What to work on
Can you edit the listing below so that "legend-label" becomes "legend-text" everywhere, with nothing else changed?

Supplied data
[START]
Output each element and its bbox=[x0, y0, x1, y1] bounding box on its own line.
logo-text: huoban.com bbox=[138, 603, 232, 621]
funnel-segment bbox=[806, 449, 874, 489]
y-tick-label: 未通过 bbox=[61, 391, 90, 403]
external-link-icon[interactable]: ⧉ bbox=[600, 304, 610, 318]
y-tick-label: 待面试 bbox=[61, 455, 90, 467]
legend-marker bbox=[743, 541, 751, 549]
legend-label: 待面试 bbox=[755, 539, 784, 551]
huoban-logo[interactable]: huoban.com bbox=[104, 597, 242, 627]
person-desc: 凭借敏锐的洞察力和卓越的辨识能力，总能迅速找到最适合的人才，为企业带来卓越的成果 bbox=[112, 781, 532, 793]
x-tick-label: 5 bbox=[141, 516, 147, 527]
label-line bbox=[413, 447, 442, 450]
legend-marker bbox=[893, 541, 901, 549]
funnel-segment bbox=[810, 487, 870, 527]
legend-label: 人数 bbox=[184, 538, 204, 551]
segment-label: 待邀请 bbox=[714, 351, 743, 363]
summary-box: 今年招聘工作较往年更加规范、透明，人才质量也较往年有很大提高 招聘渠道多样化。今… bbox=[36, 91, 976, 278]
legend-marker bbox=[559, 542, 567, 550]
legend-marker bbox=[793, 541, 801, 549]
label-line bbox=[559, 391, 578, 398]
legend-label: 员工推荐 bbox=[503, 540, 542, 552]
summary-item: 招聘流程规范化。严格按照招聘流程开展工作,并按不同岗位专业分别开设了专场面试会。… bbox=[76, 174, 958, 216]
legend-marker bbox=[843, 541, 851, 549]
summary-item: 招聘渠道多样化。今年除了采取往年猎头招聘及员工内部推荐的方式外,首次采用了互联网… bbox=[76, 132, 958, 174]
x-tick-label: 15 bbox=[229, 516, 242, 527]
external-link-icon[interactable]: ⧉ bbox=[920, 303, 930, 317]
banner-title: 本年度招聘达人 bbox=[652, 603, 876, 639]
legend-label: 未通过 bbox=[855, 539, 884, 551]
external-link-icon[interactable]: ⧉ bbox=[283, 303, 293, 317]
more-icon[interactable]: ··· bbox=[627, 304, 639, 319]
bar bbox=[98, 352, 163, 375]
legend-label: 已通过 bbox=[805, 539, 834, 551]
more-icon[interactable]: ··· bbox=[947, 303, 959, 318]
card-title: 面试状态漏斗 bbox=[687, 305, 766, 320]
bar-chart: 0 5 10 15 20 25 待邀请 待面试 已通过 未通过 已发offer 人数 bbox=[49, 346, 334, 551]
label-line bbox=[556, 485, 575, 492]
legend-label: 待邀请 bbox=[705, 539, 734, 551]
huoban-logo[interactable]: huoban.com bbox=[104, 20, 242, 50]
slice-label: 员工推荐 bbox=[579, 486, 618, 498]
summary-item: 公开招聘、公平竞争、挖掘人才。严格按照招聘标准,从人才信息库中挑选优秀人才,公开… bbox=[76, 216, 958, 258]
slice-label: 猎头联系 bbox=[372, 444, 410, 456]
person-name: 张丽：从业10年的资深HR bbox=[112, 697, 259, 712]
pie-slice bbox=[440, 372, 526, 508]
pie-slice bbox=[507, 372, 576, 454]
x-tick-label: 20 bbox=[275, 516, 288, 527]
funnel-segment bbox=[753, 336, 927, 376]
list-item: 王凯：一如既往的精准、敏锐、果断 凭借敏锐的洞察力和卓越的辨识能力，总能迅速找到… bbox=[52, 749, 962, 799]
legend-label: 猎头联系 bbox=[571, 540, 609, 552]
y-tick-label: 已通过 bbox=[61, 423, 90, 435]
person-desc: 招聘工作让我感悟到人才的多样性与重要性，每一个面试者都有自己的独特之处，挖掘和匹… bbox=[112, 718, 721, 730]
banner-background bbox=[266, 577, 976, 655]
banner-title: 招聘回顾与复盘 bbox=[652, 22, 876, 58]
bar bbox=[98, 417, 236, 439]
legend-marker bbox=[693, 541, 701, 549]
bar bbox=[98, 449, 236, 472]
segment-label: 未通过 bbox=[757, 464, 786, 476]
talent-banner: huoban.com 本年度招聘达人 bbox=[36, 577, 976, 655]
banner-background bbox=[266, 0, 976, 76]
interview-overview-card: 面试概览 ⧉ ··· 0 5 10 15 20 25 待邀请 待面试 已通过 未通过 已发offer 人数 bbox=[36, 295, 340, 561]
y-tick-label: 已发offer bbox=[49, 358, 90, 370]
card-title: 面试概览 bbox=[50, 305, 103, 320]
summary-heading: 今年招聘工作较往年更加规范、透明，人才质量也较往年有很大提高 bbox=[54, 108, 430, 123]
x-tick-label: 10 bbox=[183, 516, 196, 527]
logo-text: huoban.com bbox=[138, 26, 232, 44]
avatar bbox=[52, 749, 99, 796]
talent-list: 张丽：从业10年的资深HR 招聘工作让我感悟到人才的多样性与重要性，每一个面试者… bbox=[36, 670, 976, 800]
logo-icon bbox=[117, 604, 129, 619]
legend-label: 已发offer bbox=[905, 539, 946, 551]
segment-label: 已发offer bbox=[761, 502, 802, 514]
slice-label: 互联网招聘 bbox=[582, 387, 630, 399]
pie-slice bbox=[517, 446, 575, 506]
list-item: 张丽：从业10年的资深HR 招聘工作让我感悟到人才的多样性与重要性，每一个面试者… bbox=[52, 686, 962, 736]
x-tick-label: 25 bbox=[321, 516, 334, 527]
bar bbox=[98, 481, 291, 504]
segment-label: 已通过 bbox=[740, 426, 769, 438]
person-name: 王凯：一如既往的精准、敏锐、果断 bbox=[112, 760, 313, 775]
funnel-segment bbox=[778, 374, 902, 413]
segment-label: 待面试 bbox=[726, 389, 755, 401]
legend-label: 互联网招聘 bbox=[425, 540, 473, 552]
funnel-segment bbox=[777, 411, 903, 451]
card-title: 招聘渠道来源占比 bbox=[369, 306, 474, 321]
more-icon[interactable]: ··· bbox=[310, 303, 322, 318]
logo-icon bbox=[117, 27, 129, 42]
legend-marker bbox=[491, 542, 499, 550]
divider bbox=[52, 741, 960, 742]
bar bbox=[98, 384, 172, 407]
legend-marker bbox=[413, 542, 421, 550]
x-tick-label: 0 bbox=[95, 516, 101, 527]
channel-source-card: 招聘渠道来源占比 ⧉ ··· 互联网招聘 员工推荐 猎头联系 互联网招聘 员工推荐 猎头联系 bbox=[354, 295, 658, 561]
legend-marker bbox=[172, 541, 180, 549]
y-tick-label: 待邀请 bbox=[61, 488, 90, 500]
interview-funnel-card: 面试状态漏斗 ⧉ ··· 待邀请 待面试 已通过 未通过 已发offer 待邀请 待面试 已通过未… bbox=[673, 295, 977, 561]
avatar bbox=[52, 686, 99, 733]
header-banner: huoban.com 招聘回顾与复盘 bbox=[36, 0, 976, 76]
[END]
Solution for this exercise
Output each element and its bbox=[x0, y0, x1, y1] bounding box on its own line.
logo-text: huoban.com bbox=[138, 603, 232, 621]
funnel-segment bbox=[806, 449, 874, 489]
y-tick-label: 未通过 bbox=[61, 391, 90, 403]
external-link-icon[interactable]: ⧉ bbox=[600, 304, 610, 318]
y-tick-label: 待面试 bbox=[61, 455, 90, 467]
legend-marker bbox=[743, 541, 751, 549]
legend-text: 待面试 bbox=[755, 539, 784, 551]
huoban-logo[interactable]: huoban.com bbox=[104, 597, 242, 627]
person-desc: 凭借敏锐的洞察力和卓越的辨识能力，总能迅速找到最适合的人才，为企业带来卓越的成果 bbox=[112, 781, 532, 793]
x-tick-label: 5 bbox=[141, 516, 147, 527]
label-line bbox=[413, 447, 442, 450]
legend-marker bbox=[893, 541, 901, 549]
funnel-segment bbox=[810, 487, 870, 527]
legend-text: 人数 bbox=[184, 538, 204, 551]
segment-label: 待邀请 bbox=[714, 351, 743, 363]
summary-box: 今年招聘工作较往年更加规范、透明，人才质量也较往年有很大提高 招聘渠道多样化。今… bbox=[36, 91, 976, 278]
legend-marker bbox=[559, 542, 567, 550]
legend-marker bbox=[793, 541, 801, 549]
label-line bbox=[559, 391, 578, 398]
legend-text: 员工推荐 bbox=[503, 540, 542, 552]
summary-item: 招聘流程规范化。严格按照招聘流程开展工作,并按不同岗位专业分别开设了专场面试会。… bbox=[76, 174, 958, 216]
legend-marker bbox=[843, 541, 851, 549]
summary-item: 招聘渠道多样化。今年除了采取往年猎头招聘及员工内部推荐的方式外,首次采用了互联网… bbox=[76, 132, 958, 174]
x-tick-label: 15 bbox=[229, 516, 242, 527]
external-link-icon[interactable]: ⧉ bbox=[920, 303, 930, 317]
banner-title: 本年度招聘达人 bbox=[652, 603, 876, 639]
legend-text: 未通过 bbox=[855, 539, 884, 551]
external-link-icon[interactable]: ⧉ bbox=[283, 303, 293, 317]
more-icon[interactable]: ··· bbox=[627, 304, 639, 319]
bar bbox=[98, 352, 163, 375]
legend-text: 已通过 bbox=[805, 539, 834, 551]
more-icon[interactable]: ··· bbox=[947, 303, 959, 318]
card-title: 面试状态漏斗 bbox=[687, 305, 766, 320]
bar-chart: 0 5 10 15 20 25 待邀请 待面试 已通过 未通过 已发offer 人数 bbox=[49, 346, 334, 551]
label-line bbox=[556, 485, 575, 492]
legend-text: 待邀请 bbox=[705, 539, 734, 551]
huoban-logo[interactable]: huoban.com bbox=[104, 20, 242, 50]
slice-label: 员工推荐 bbox=[579, 486, 618, 498]
summary-item: 公开招聘、公平竞争、挖掘人才。严格按照招聘标准,从人才信息库中挑选优秀人才,公开… bbox=[76, 216, 958, 258]
slice-label: 猎头联系 bbox=[372, 444, 410, 456]
person-name: 张丽：从业10年的资深HR bbox=[112, 697, 259, 712]
pie-slice bbox=[440, 372, 526, 508]
pie-slice bbox=[507, 372, 576, 454]
x-tick-label: 20 bbox=[275, 516, 288, 527]
funnel-segment bbox=[753, 336, 927, 376]
list-item: 王凯：一如既往的精准、敏锐、果断 凭借敏锐的洞察力和卓越的辨识能力，总能迅速找到… bbox=[52, 749, 962, 799]
legend-text: 猎头联系 bbox=[571, 540, 609, 552]
y-tick-label: 已通过 bbox=[61, 423, 90, 435]
person-desc: 招聘工作让我感悟到人才的多样性与重要性，每一个面试者都有自己的独特之处，挖掘和匹… bbox=[112, 718, 721, 730]
banner-background bbox=[266, 577, 976, 655]
banner-title: 招聘回顾与复盘 bbox=[652, 22, 876, 58]
bar bbox=[98, 417, 236, 439]
legend-marker bbox=[693, 541, 701, 549]
bar bbox=[98, 449, 236, 472]
segment-label: 未通过 bbox=[757, 464, 786, 476]
talent-banner: huoban.com 本年度招聘达人 bbox=[36, 577, 976, 655]
banner-background bbox=[266, 0, 976, 76]
interview-overview-card: 面试概览 ⧉ ··· 0 5 10 15 20 25 待邀请 待面试 已通过 未通过 已发offer 人数 bbox=[36, 295, 340, 561]
y-tick-label: 已发offer bbox=[49, 358, 90, 370]
card-title: 面试概览 bbox=[50, 305, 103, 320]
summary-heading: 今年招聘工作较往年更加规范、透明，人才质量也较往年有很大提高 bbox=[54, 108, 430, 123]
x-tick-label: 10 bbox=[183, 516, 196, 527]
logo-text: huoban.com bbox=[138, 26, 232, 44]
avatar bbox=[52, 749, 99, 796]
talent-list: 张丽：从业10年的资深HR 招聘工作让我感悟到人才的多样性与重要性，每一个面试者… bbox=[36, 670, 976, 800]
logo-icon bbox=[117, 604, 129, 619]
legend-text: 已发offer bbox=[905, 539, 946, 551]
segment-label: 已发offer bbox=[761, 502, 802, 514]
slice-label: 互联网招聘 bbox=[582, 387, 630, 399]
pie-slice bbox=[517, 446, 575, 506]
list-item: 张丽：从业10年的资深HR 招聘工作让我感悟到人才的多样性与重要性，每一个面试者… bbox=[52, 686, 962, 736]
x-tick-label: 25 bbox=[321, 516, 334, 527]
bar bbox=[98, 481, 291, 504]
segment-label: 已通过 bbox=[740, 426, 769, 438]
person-name: 王凯：一如既往的精准、敏锐、果断 bbox=[112, 760, 313, 775]
funnel-segment bbox=[778, 374, 902, 413]
segment-label: 待面试 bbox=[726, 389, 755, 401]
legend-text: 互联网招聘 bbox=[425, 540, 473, 552]
funnel-segment bbox=[777, 411, 903, 451]
card-title: 招聘渠道来源占比 bbox=[369, 306, 474, 321]
more-icon[interactable]: ··· bbox=[310, 303, 322, 318]
logo-icon bbox=[117, 27, 129, 42]
legend-marker bbox=[491, 542, 499, 550]
divider bbox=[52, 741, 960, 742]
bar bbox=[98, 384, 172, 407]
legend-marker bbox=[413, 542, 421, 550]
x-tick-label: 0 bbox=[95, 516, 101, 527]
channel-source-card: 招聘渠道来源占比 ⧉ ··· 互联网招聘 员工推荐 猎头联系 互联网招聘 员工推荐 猎头联系 bbox=[354, 295, 658, 561]
legend-marker bbox=[172, 541, 180, 549]
y-tick-label: 待邀请 bbox=[61, 488, 90, 500]
interview-funnel-card: 面试状态漏斗 ⧉ ··· 待邀请 待面试 已通过 未通过 已发offer 待邀请 待面试 已通过未… bbox=[673, 295, 977, 561]
avatar bbox=[52, 686, 99, 733]
header-banner: huoban.com 招聘回顾与复盘 bbox=[36, 0, 976, 76]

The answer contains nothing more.